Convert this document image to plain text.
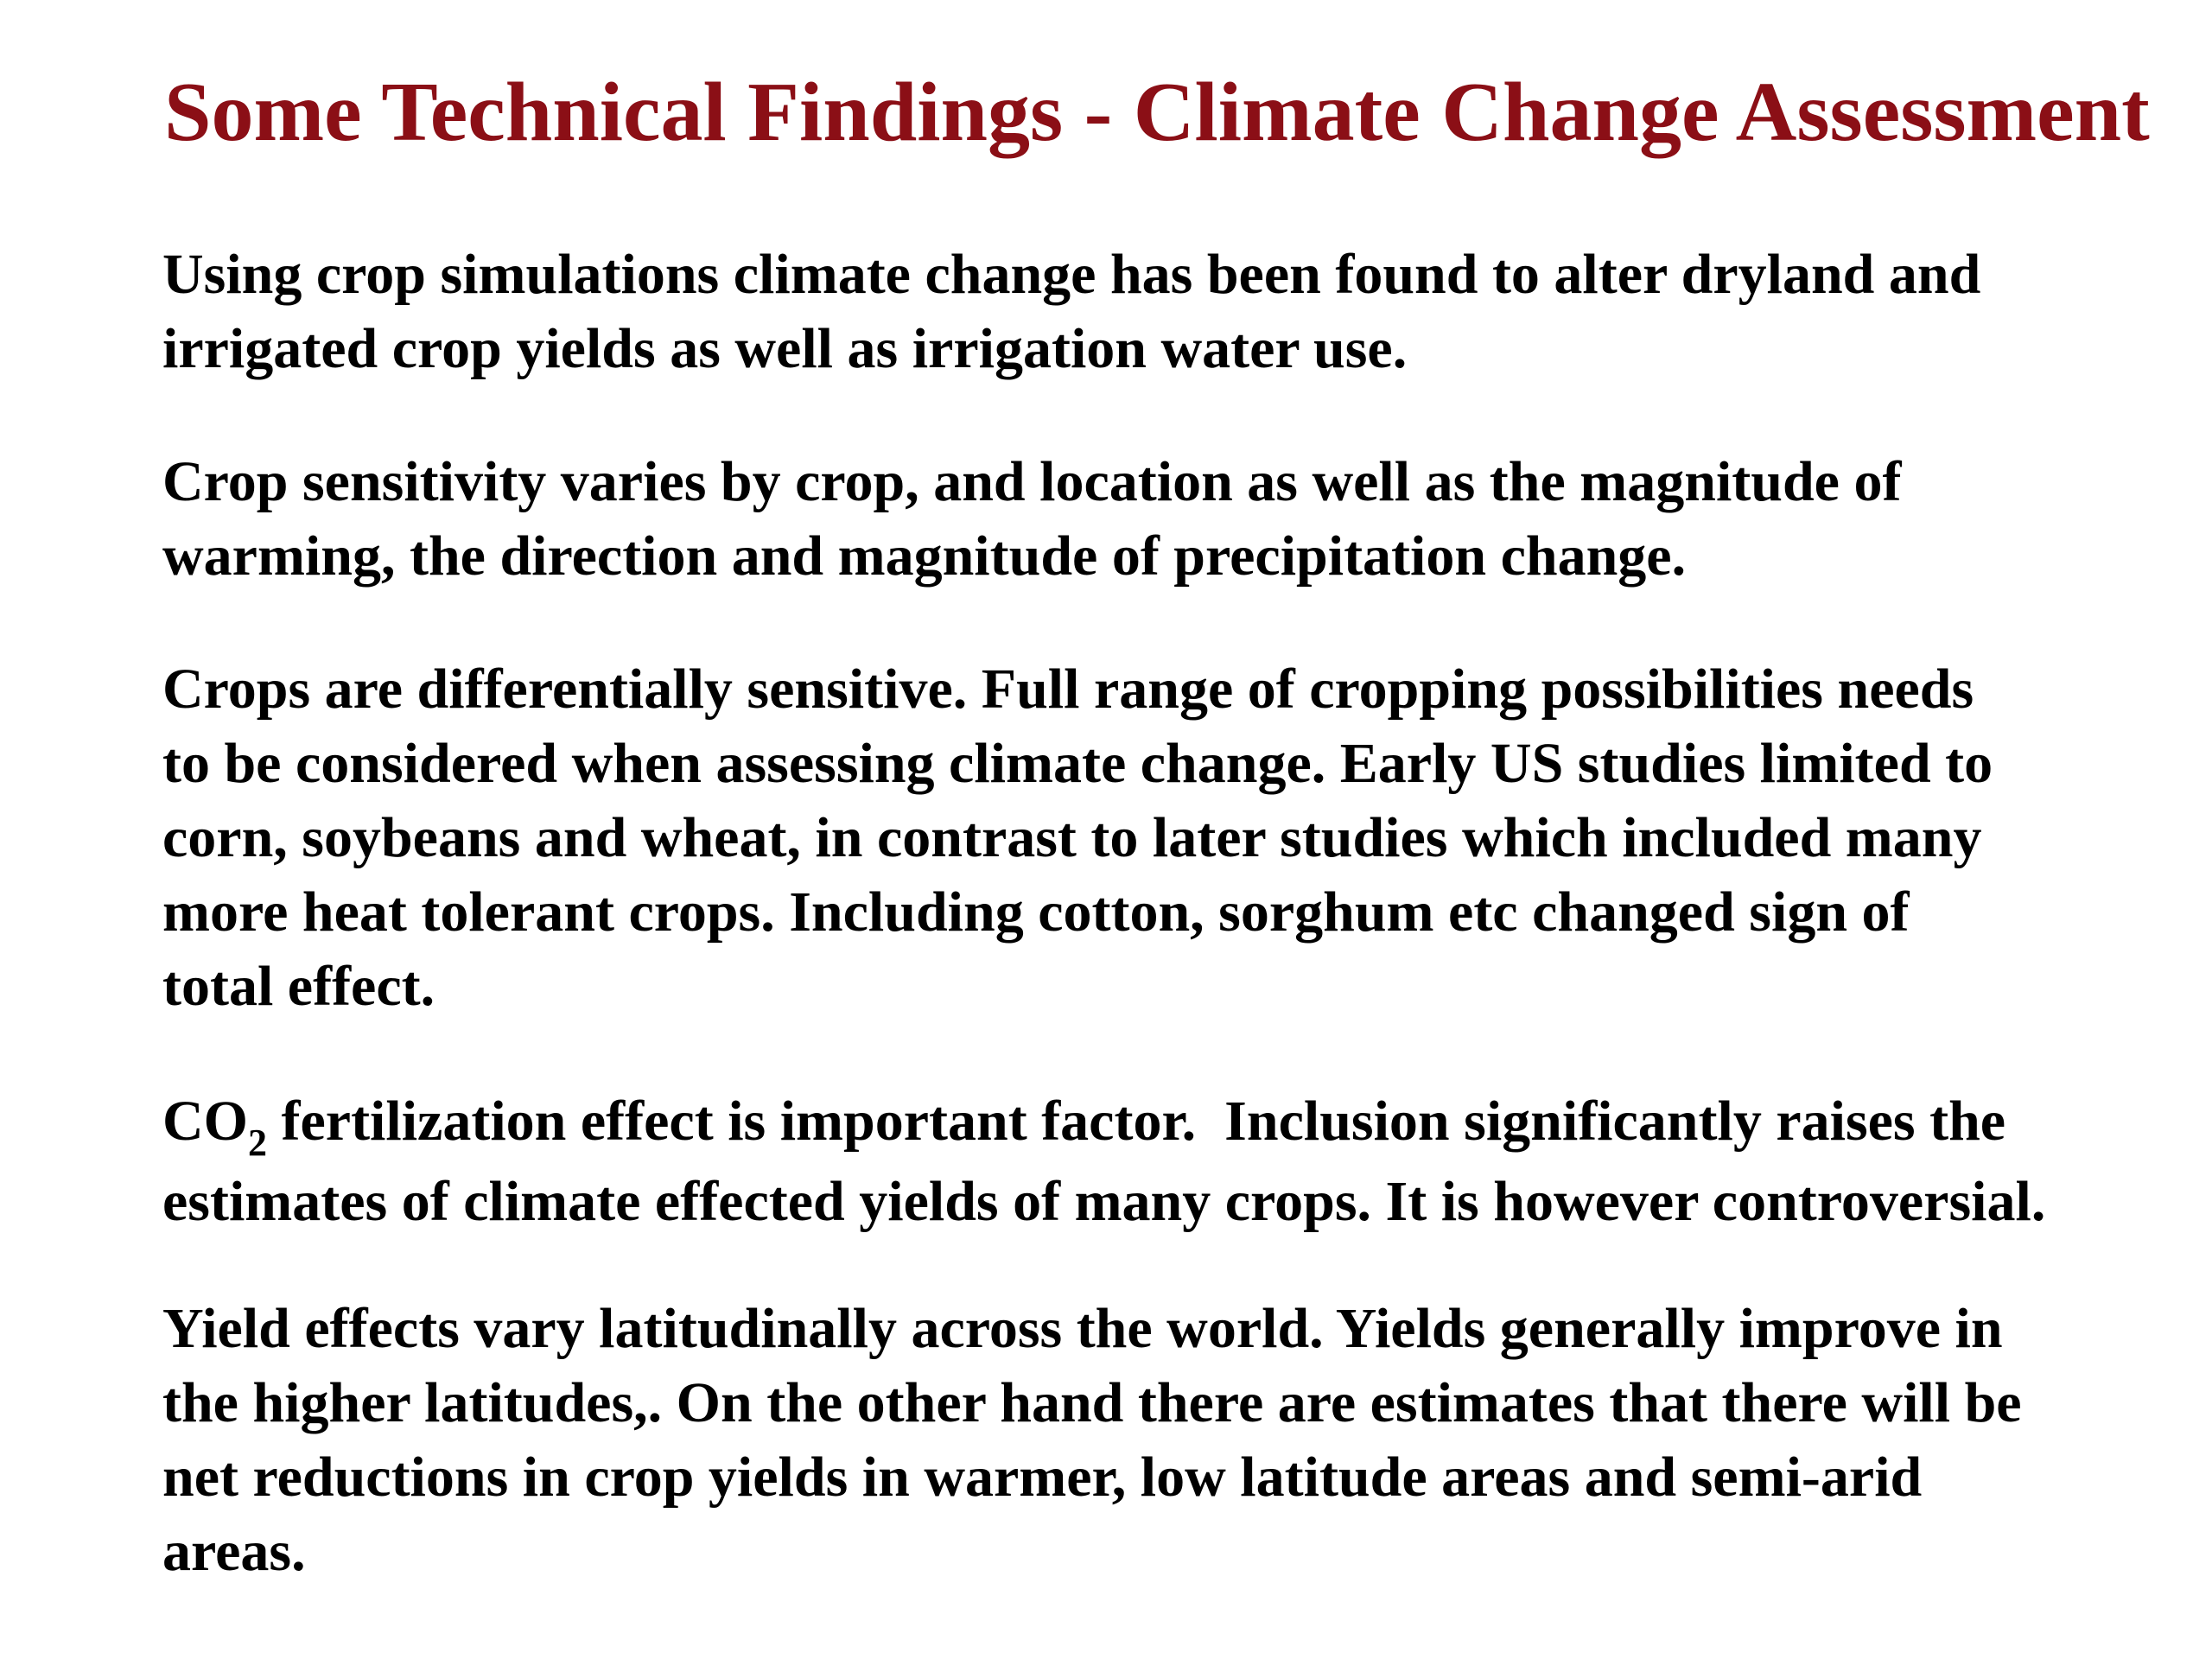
Some Technical Findings - Climate Change Assessment
Using crop simulations climate change has been found to alter dryland and
irrigated crop yields as well as irrigation water use.
Crop sensitivity varies by crop, and location as well as the magnitude of
warming, the direction and magnitude of precipitation change.
Crops are differentially sensitive. Full range of cropping possibilities needs
to be considered when assessing climate change. Early US studies limited to
corn, soybeans and wheat, in contrast to later studies which included many
more heat tolerant crops. Including cotton, sorghum etc changed sign of
total effect.
$CO_2$ fertilization effect is important factor.  Inclusion significantly raises the
estimates of climate effected yields of many crops. It is however controversial.
Yield effects vary latitudinally across the world. Yields generally improve in
the higher latitudes,. On the other hand there are estimates that there will be
net reductions in crop yields in warmer, low latitude areas and semi-arid
areas.
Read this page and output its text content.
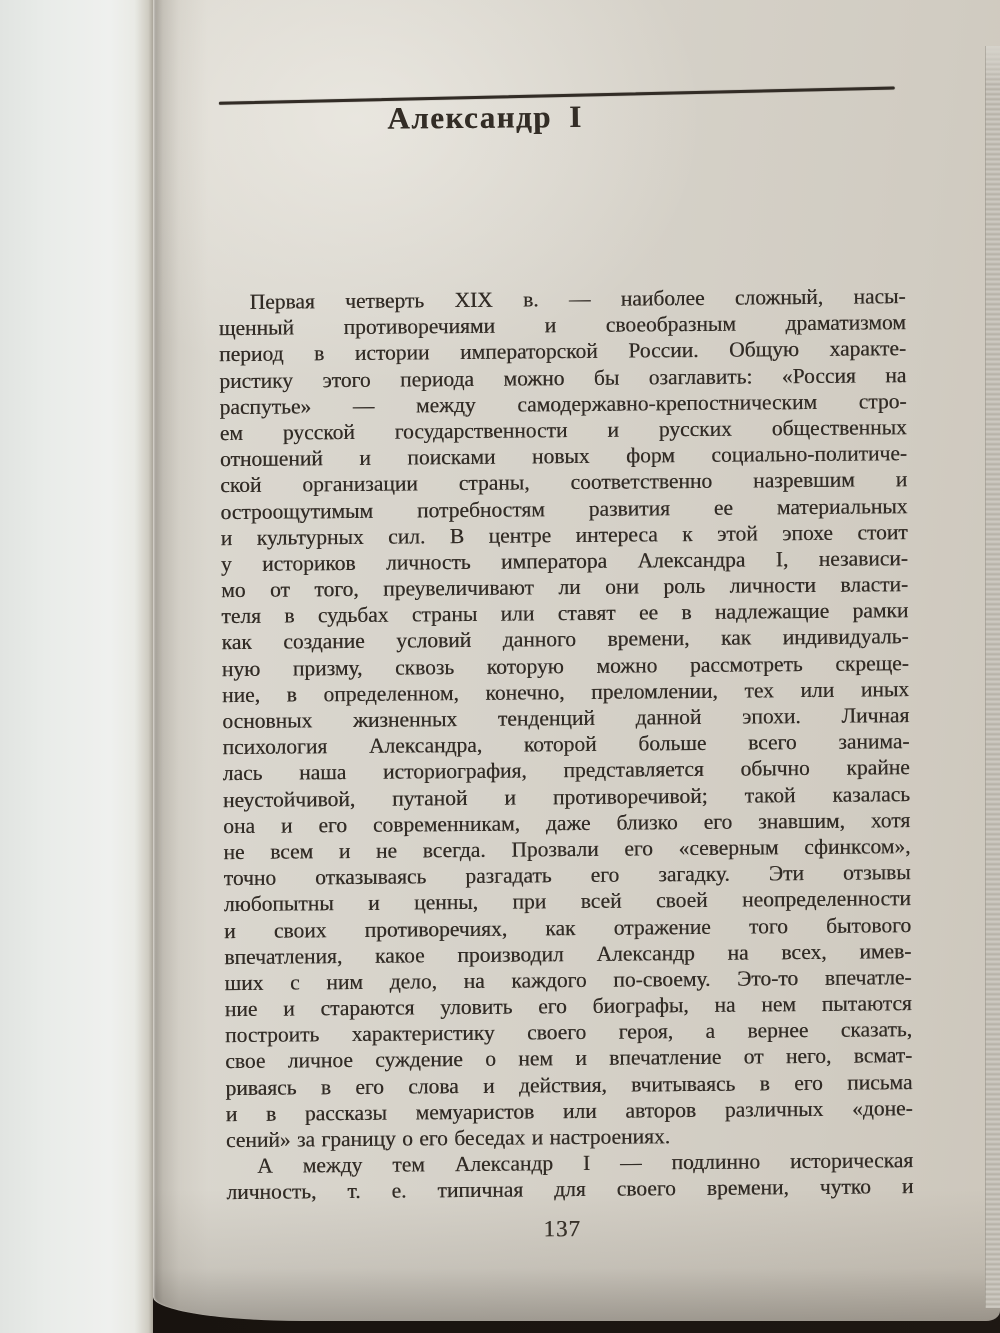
Александр I
Первая четверть XIX в. — наиболее сложный, насы-
щенный противоречиями и своеобразным драматизмом
период в истории императорской России. Общую характе-
ристику этого периода можно бы озаглавить: «Россия на
распутье» — между самодержавно-крепостническим стро-
ем русской государственности и русских общественных
отношений и поисками новых форм социально-политиче-
ской организации страны, соответственно назревшим и
остроощутимым потребностям развития ее материальных
и культурных сил. В центре интереса к этой эпохе стоит
у историков личность императора Александра I, независи-
мо от того, преувеличивают ли они роль личности власти-
теля в судьбах страны или ставят ее в надлежащие рамки
как создание условий данного времени, как индивидуаль-
ную призму, сквозь которую можно рассмотреть скреще-
ние, в определенном, конечно, преломлении, тех или иных
основных жизненных тенденций данной эпохи. Личная
психология Александра, которой больше всего занима-
лась наша историография, представляется обычно крайне
неустойчивой, путаной и противоречивой; такой казалась
она и его современникам, даже близко его знавшим, хотя
не всем и не всегда. Прозвали его «северным сфинксом»,
точно отказываясь разгадать его загадку. Эти отзывы
любопытны и ценны, при всей своей неопределенности
и своих противоречиях, как отражение того бытового
впечатления, какое производил Александр на всех, имев-
ших с ним дело, на каждого по-своему. Это-то впечатле-
ние и стараются уловить его биографы, на нем пытаются
построить характеристику своего героя, а вернее сказать,
свое личное суждение о нем и впечатление от него, всмат-
риваясь в его слова и действия, вчитываясь в его письма
и в рассказы мемуаристов или авторов различных «доне-
сений» за границу о его беседах и настроениях.
А между тем Александр I — подлинно историческая
личность, т. е. типичная для своего времени, чутко и

137
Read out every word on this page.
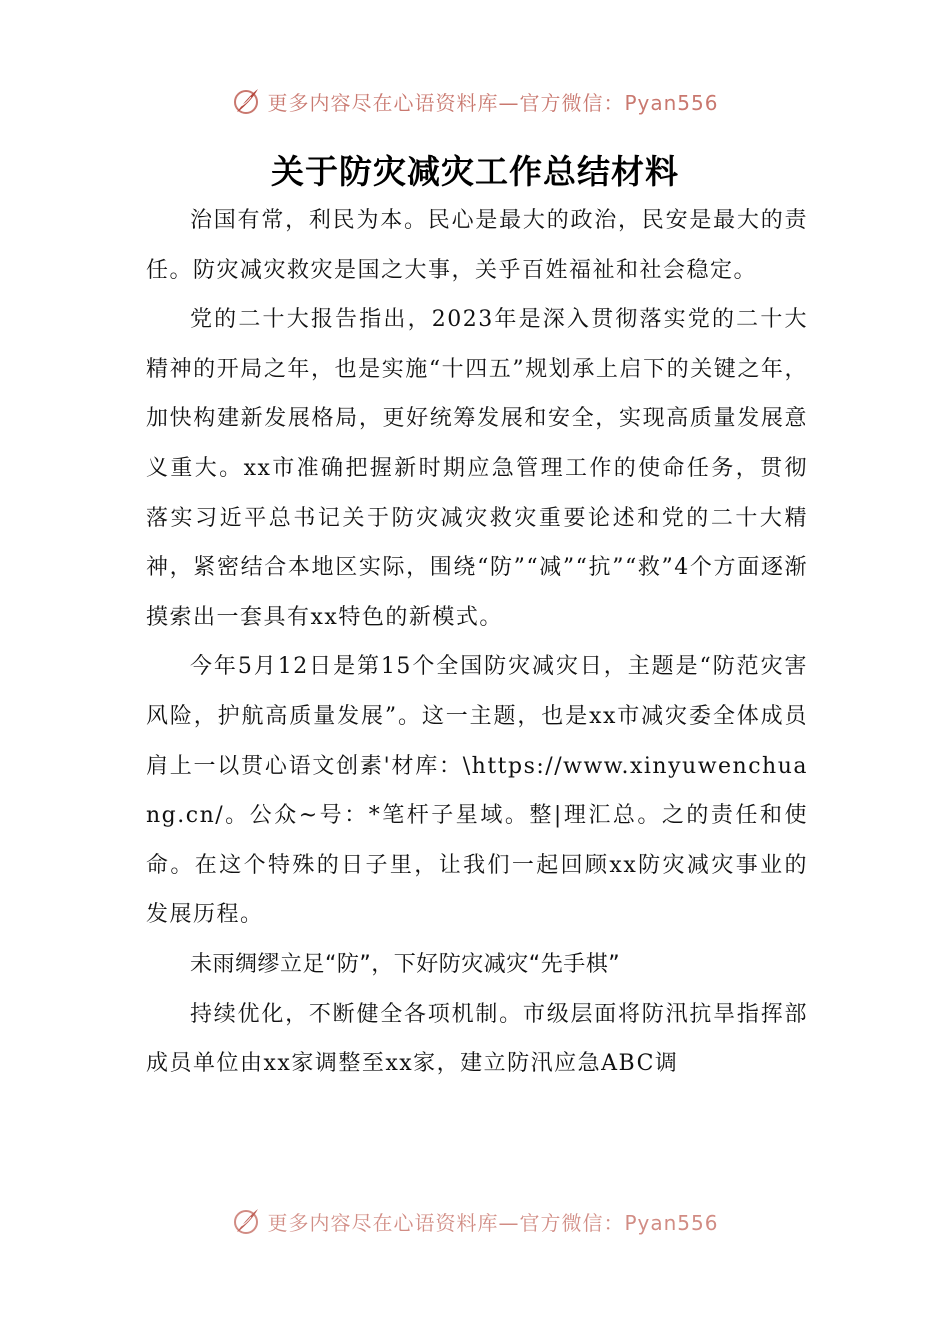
更多内容尽在心语资料库—官方微信：Pyan556
关于防灾减灾工作总结材料

治国有常，利民为本。民心是最大的政治，民安是最大的责任。防灾减灾救灾是国之大事，关乎百姓福祉和社会稳定。

党的二十大报告指出，2023年是深入贯彻落实党的二十大精神的开局之年，也是实施“十四五”规划承上启下的关键之年，加快构建新发展格局，更好统筹发展和安全，实现高质量发展意义重大。xx市准确把握新时期应急管理工作的使命任务，贯彻落实习近平总书记关于防灾减灾救灾重要论述和党的二十大精神，紧密结合本地区实际，围绕“防”“减”“抗”“救”4个方面逐渐摸索出一套具有xx特色的新模式。

今年5月12日是第15个全国防灾减灾日，主题是“防范灾害风险，护航高质量发展”。这一主题，也是xx市减灾委全体成员肩上一以贯心语文创素'材库：\https://www.xinyuwenchuang.cn/。公众~号：*笔杆子星域。整|理汇总。之的责任和使命。在这个特殊的日子里，让我们一起回顾xx防灾减灾事业的发展历程。

未雨绸缪立足“防”，下好防灾减灾“先手棋”

持续优化，不断健全各项机制。市级层面将防汛抗旱指挥部成员单位由xx家调整至xx家，建立防汛应急ABC调

更多内容尽在心语资料库—官方微信：Pyan556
════════════════
**Work to be completed**
Set down the material exactly, every line of it, except for the pictures.

**Answer in full**
Convert this document image to plain text.
Some Technical Findings - Climate Change Assessment
Using crop simulations climate change has been found to alter dryland and
irrigated crop yields as well as irrigation water use.
Crop sensitivity varies by crop, and location as well as the magnitude of
warming, the direction and magnitude of precipitation change.
Crops are differentially sensitive. Full range of cropping possibilities needs
to be considered when assessing climate change. Early US studies limited to
corn, soybeans and wheat, in contrast to later studies which included many
more heat tolerant crops. Including cotton, sorghum etc changed sign of
total effect.
$CO_2$ fertilization effect is important factor.  Inclusion significantly raises the
estimates of climate effected yields of many crops. It is however controversial.
Yield effects vary latitudinally across the world. Yields generally improve in
the higher latitudes,. On the other hand there are estimates that there will be
net reductions in crop yields in warmer, low latitude areas and semi-arid
areas.
Read this page and output its text content.
Александр I
Первая четверть XIX в. — наиболее сложный, насы-
щенный противоречиями и своеобразным драматизмом
период в истории императорской России. Общую характе-
ристику этого периода можно бы озаглавить: «Россия на
распутье» — между самодержавно-крепостническим стро-
ем русской государственности и русских общественных
отношений и поисками новых форм социально-политиче-
ской организации страны, соответственно назревшим и
остроощутимым потребностям развития ее материальных
и культурных сил. В центре интереса к этой эпохе стоит
у историков личность императора Александра I, независи-
мо от того, преувеличивают ли они роль личности власти-
теля в судьбах страны или ставят ее в надлежащие рамки
как создание условий данного времени, как индивидуаль-
ную призму, сквозь которую можно рассмотреть скреще-
ние, в определенном, конечно, преломлении, тех или иных
основных жизненных тенденций данной эпохи. Личная
психология Александра, которой больше всего занима-
лась наша историография, представляется обычно крайне
неустойчивой, путаной и противоречивой; такой казалась
она и его современникам, даже близко его знавшим, хотя
не всем и не всегда. Прозвали его «северным сфинксом»,
точно отказываясь разгадать его загадку. Эти отзывы
любопытны и ценны, при всей своей неопределенности
и своих противоречиях, как отражение того бытового
впечатления, какое производил Александр на всех, имев-
ших с ним дело, на каждого по-своему. Это-то впечатле-
ние и стараются уловить его биографы, на нем пытаются
построить характеристику своего героя, а вернее сказать,
свое личное суждение о нем и впечатление от него, всмат-
риваясь в его слова и действия, вчитываясь в его письма
и в рассказы мемуаристов или авторов различных «доне-
сений» за границу о его беседах и настроениях.
А между тем Александр I — подлинно историческая
личность, т. е. типичная для своего времени, чутко и

137
Read out every word on this page.
更多内容尽在心语资料库—官方微信：Pyan556
关于防灾减灾工作总结材料

治国有常，利民为本。民心是最大的政治，民安是最大的责任。防灾减灾救灾是国之大事，关乎百姓福祉和社会稳定。

党的二十大报告指出，2023年是深入贯彻落实党的二十大精神的开局之年，也是实施“十四五”规划承上启下的关键之年，加快构建新发展格局，更好统筹发展和安全，实现高质量发展意义重大。xx市准确把握新时期应急管理工作的使命任务，贯彻落实习近平总书记关于防灾减灾救灾重要论述和党的二十大精神，紧密结合本地区实际，围绕“防”“减”“抗”“救”4个方面逐渐摸索出一套具有xx特色的新模式。

今年5月12日是第15个全国防灾减灾日，主题是“防范灾害风险，护航高质量发展”。这一主题，也是xx市减灾委全体成员肩上一以贯心语文创素'材库：\https://www.xinyuwenchuang.cn/。公众~号：*笔杆子星域。整|理汇总。之的责任和使命。在这个特殊的日子里，让我们一起回顾xx防灾减灾事业的发展历程。

未雨绸缪立足“防”，下好防灾减灾“先手棋”

持续优化，不断健全各项机制。市级层面将防汛抗旱指挥部成员单位由xx家调整至xx家，建立防汛应急ABC调

更多内容尽在心语资料库—官方微信：Pyan556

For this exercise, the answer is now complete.